───── Records provided ─────

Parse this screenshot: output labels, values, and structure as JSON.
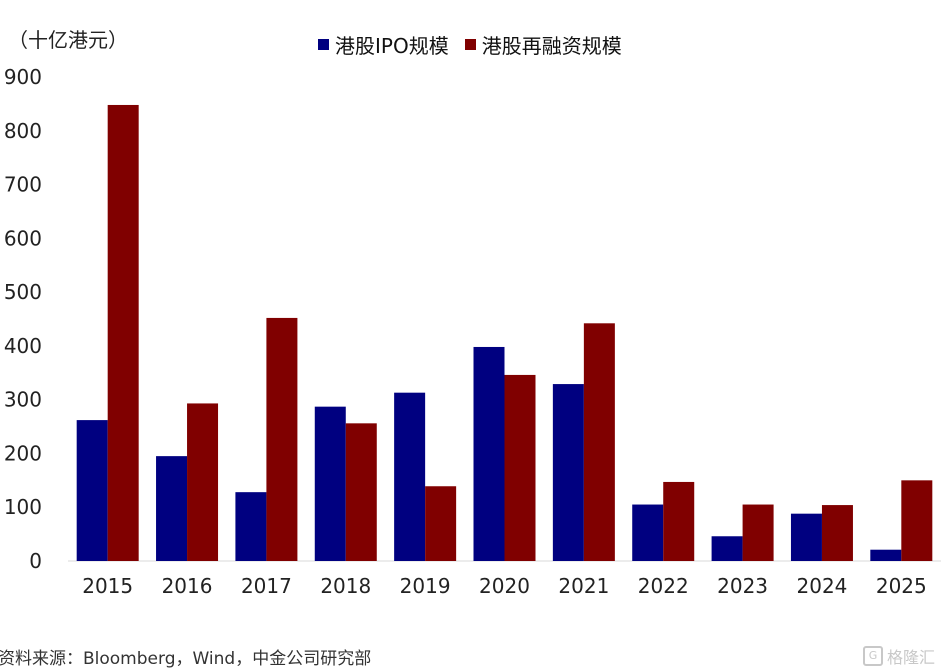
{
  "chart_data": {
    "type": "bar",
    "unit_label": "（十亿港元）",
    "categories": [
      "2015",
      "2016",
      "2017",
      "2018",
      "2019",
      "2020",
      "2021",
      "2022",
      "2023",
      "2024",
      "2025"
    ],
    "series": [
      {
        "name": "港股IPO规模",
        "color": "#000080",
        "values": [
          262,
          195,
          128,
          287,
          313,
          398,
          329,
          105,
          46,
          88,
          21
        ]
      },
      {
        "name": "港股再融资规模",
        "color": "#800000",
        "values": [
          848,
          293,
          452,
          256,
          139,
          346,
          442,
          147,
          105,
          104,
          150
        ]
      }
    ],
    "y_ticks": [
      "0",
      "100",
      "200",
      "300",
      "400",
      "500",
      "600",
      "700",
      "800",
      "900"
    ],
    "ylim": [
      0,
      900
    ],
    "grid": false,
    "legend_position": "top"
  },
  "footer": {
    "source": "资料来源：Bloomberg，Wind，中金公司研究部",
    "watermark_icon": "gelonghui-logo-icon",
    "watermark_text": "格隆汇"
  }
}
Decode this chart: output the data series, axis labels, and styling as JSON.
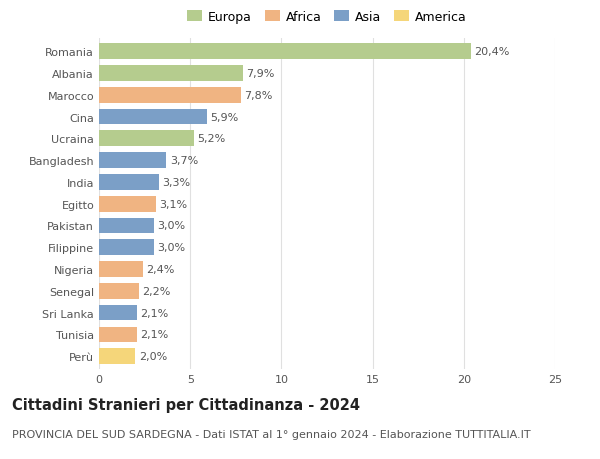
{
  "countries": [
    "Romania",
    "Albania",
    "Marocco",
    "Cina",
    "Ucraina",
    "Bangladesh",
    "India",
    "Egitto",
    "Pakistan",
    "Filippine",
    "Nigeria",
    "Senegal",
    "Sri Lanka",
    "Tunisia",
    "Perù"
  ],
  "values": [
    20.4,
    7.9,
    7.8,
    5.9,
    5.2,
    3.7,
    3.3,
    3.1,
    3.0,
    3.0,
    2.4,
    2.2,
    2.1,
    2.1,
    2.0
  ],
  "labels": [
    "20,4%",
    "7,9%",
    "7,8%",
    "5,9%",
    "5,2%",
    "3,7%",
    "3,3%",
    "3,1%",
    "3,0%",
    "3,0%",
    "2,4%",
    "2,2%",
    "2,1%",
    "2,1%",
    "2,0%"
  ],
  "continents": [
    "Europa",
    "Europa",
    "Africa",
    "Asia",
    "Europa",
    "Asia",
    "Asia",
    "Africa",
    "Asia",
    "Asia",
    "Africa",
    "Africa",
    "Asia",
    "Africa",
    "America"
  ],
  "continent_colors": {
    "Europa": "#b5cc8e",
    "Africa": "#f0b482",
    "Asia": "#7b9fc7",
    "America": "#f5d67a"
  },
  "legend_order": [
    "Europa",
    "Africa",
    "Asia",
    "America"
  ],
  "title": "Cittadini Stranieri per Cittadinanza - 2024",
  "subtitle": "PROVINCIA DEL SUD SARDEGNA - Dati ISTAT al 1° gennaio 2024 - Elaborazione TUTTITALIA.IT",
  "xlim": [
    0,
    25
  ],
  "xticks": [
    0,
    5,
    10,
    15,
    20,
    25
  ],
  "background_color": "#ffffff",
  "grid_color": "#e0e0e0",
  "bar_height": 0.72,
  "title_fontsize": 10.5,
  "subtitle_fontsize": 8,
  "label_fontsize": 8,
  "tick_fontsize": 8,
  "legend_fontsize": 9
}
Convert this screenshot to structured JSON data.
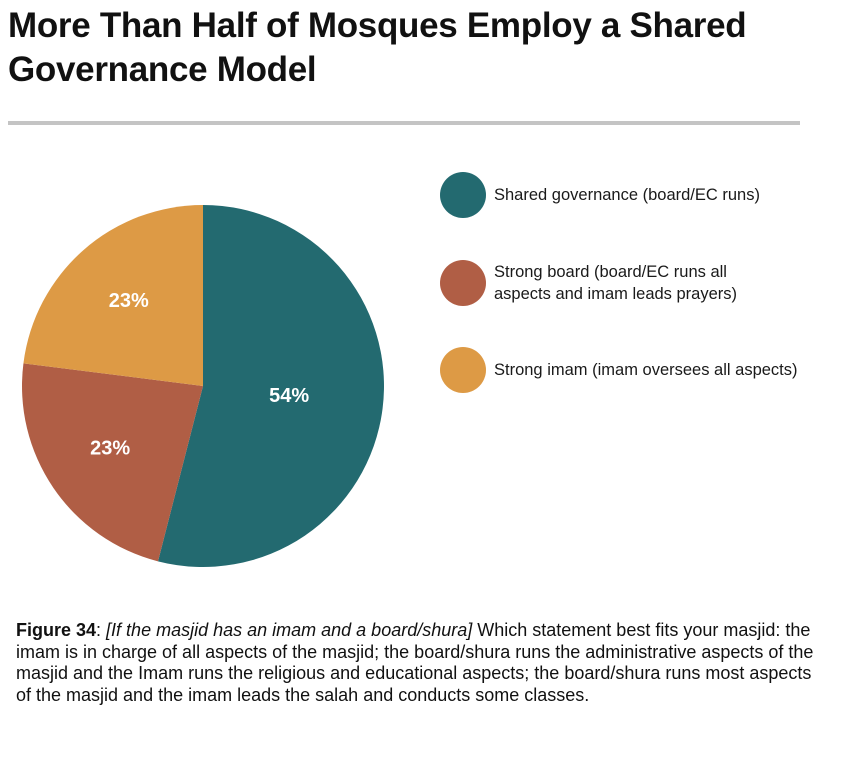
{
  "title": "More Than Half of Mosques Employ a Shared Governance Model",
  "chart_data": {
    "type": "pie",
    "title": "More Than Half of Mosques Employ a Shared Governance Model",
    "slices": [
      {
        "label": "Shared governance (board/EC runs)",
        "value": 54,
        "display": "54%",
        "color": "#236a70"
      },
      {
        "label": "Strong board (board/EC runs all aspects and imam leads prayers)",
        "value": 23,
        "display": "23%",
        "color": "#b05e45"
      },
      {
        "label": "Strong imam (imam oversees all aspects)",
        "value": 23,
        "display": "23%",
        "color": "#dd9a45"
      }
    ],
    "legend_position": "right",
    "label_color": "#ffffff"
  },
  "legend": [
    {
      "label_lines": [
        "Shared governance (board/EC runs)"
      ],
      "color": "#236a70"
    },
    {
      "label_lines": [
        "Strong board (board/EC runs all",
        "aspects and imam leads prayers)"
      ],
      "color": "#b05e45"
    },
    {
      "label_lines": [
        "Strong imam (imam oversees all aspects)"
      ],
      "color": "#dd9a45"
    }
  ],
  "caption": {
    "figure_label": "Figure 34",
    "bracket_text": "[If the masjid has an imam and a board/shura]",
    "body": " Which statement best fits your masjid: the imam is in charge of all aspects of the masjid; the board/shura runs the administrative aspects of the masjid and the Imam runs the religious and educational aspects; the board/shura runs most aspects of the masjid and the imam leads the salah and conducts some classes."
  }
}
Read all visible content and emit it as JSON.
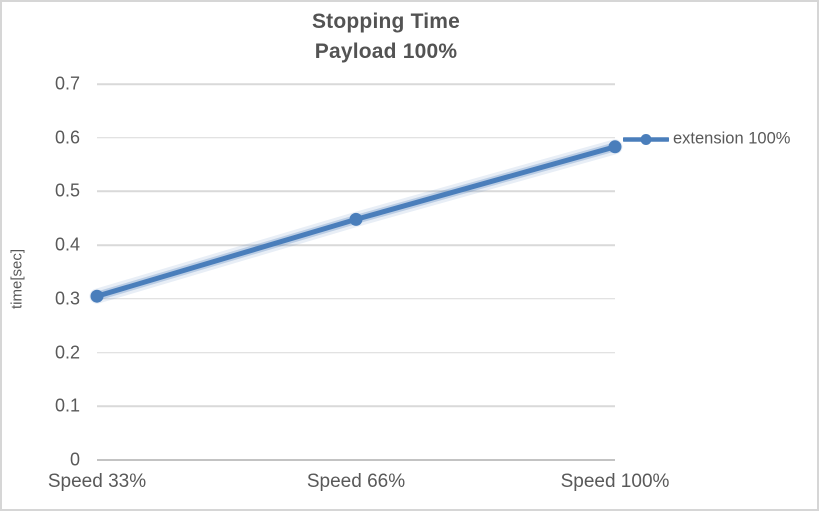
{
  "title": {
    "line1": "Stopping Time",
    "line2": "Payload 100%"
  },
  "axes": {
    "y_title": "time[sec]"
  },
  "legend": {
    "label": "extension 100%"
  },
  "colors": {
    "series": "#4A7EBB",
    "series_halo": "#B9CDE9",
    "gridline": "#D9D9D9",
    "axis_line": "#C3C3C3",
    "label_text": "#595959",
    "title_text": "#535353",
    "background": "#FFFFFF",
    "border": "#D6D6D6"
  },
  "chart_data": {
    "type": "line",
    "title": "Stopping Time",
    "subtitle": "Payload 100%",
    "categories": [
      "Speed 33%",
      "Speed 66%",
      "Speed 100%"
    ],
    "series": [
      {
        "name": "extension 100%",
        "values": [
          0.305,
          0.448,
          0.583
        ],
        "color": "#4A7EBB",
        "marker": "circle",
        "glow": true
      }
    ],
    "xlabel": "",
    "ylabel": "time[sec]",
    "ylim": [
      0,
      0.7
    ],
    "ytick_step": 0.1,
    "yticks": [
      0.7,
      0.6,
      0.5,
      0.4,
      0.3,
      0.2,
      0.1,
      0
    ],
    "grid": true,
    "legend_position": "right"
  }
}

─────

-- Your task --
Without the pictures, repeat the listing above exactly.

-- Solution to this problem --
Parse this screenshot: output labels, values, and structure as JSON.
{
  "chart_data": {
    "type": "bar",
    "unit_label": "（十亿港元）",
    "categories": [
      "2015",
      "2016",
      "2017",
      "2018",
      "2019",
      "2020",
      "2021",
      "2022",
      "2023",
      "2024",
      "2025"
    ],
    "series": [
      {
        "name": "港股IPO规模",
        "color": "#000080",
        "values": [
          262,
          195,
          128,
          287,
          313,
          398,
          329,
          105,
          46,
          88,
          21
        ]
      },
      {
        "name": "港股再融资规模",
        "color": "#800000",
        "values": [
          848,
          293,
          452,
          256,
          139,
          346,
          442,
          147,
          105,
          104,
          150
        ]
      }
    ],
    "y_ticks": [
      "0",
      "100",
      "200",
      "300",
      "400",
      "500",
      "600",
      "700",
      "800",
      "900"
    ],
    "ylim": [
      0,
      900
    ],
    "grid": false,
    "legend_position": "top"
  },
  "footer": {
    "source": "资料来源：Bloomberg，Wind，中金公司研究部",
    "watermark_icon": "gelonghui-logo-icon",
    "watermark_text": "格隆汇"
  }
}
Decode this chart: output the data series, axis labels, and styling as JSON.
{
  "countries": [
    "Romania",
    "Albania",
    "Marocco",
    "Cina",
    "Ucraina",
    "Bangladesh",
    "India",
    "Egitto",
    "Pakistan",
    "Filippine",
    "Nigeria",
    "Senegal",
    "Sri Lanka",
    "Tunisia",
    "Perù"
  ],
  "values": [
    20.4,
    7.9,
    7.8,
    5.9,
    5.2,
    3.7,
    3.3,
    3.1,
    3.0,
    3.0,
    2.4,
    2.2,
    2.1,
    2.1,
    2.0
  ],
  "labels": [
    "20,4%",
    "7,9%",
    "7,8%",
    "5,9%",
    "5,2%",
    "3,7%",
    "3,3%",
    "3,1%",
    "3,0%",
    "3,0%",
    "2,4%",
    "2,2%",
    "2,1%",
    "2,1%",
    "2,0%"
  ],
  "continents": [
    "Europa",
    "Europa",
    "Africa",
    "Asia",
    "Europa",
    "Asia",
    "Asia",
    "Africa",
    "Asia",
    "Asia",
    "Africa",
    "Africa",
    "Asia",
    "Africa",
    "America"
  ],
  "continent_colors": {
    "Europa": "#b5cc8e",
    "Africa": "#f0b482",
    "Asia": "#7b9fc7",
    "America": "#f5d67a"
  },
  "legend_order": [
    "Europa",
    "Africa",
    "Asia",
    "America"
  ],
  "title": "Cittadini Stranieri per Cittadinanza - 2024",
  "subtitle": "PROVINCIA DEL SUD SARDEGNA - Dati ISTAT al 1° gennaio 2024 - Elaborazione TUTTITALIA.IT",
  "xlim": [
    0,
    25
  ],
  "xticks": [
    0,
    5,
    10,
    15,
    20,
    25
  ],
  "background_color": "#ffffff",
  "grid_color": "#e0e0e0",
  "bar_height": 0.72,
  "title_fontsize": 10.5,
  "subtitle_fontsize": 8,
  "label_fontsize": 8,
  "tick_fontsize": 8,
  "legend_fontsize": 9
}
Convert this screenshot to structured JSON data.
{
  "title": "More Than Half of Mosques Employ a Shared Governance Model",
  "chart_data": {
    "type": "pie",
    "title": "More Than Half of Mosques Employ a Shared Governance Model",
    "slices": [
      {
        "label": "Shared governance (board/EC runs)",
        "value": 54,
        "display": "54%",
        "color": "#236a70"
      },
      {
        "label": "Strong board (board/EC runs all aspects and imam leads prayers)",
        "value": 23,
        "display": "23%",
        "color": "#b05e45"
      },
      {
        "label": "Strong imam (imam oversees all aspects)",
        "value": 23,
        "display": "23%",
        "color": "#dd9a45"
      }
    ],
    "legend_position": "right",
    "label_color": "#ffffff"
  },
  "legend": [
    {
      "label_lines": [
        "Shared governance (board/EC runs)"
      ],
      "color": "#236a70"
    },
    {
      "label_lines": [
        "Strong board (board/EC runs all",
        "aspects and imam leads prayers)"
      ],
      "color": "#b05e45"
    },
    {
      "label_lines": [
        "Strong imam (imam oversees all aspects)"
      ],
      "color": "#dd9a45"
    }
  ],
  "caption": {
    "figure_label": "Figure 34",
    "bracket_text": "[If the masjid has an imam and a board/shura]",
    "body": " Which statement best fits your masjid: the imam is in charge of all aspects of the masjid; the board/shura runs the administrative aspects of the masjid and the Imam runs the religious and educational aspects; the board/shura runs most aspects of the masjid and the imam leads the salah and conducts some classes."
  }
}
Read all visible content and emit it as JSON.
{
  "title": {
    "line1": "Stopping Time",
    "line2": "Payload 100%"
  },
  "axes": {
    "y_title": "time[sec]"
  },
  "legend": {
    "label": "extension 100%"
  },
  "colors": {
    "series": "#4A7EBB",
    "series_halo": "#B9CDE9",
    "gridline": "#D9D9D9",
    "axis_line": "#C3C3C3",
    "label_text": "#595959",
    "title_text": "#535353",
    "background": "#FFFFFF",
    "border": "#D6D6D6"
  },
  "chart_data": {
    "type": "line",
    "title": "Stopping Time",
    "subtitle": "Payload 100%",
    "categories": [
      "Speed 33%",
      "Speed 66%",
      "Speed 100%"
    ],
    "series": [
      {
        "name": "extension 100%",
        "values": [
          0.305,
          0.448,
          0.583
        ],
        "color": "#4A7EBB",
        "marker": "circle",
        "glow": true
      }
    ],
    "xlabel": "",
    "ylabel": "time[sec]",
    "ylim": [
      0,
      0.7
    ],
    "ytick_step": 0.1,
    "yticks": [
      0.7,
      0.6,
      0.5,
      0.4,
      0.3,
      0.2,
      0.1,
      0
    ],
    "grid": true,
    "legend_position": "right"
  }
}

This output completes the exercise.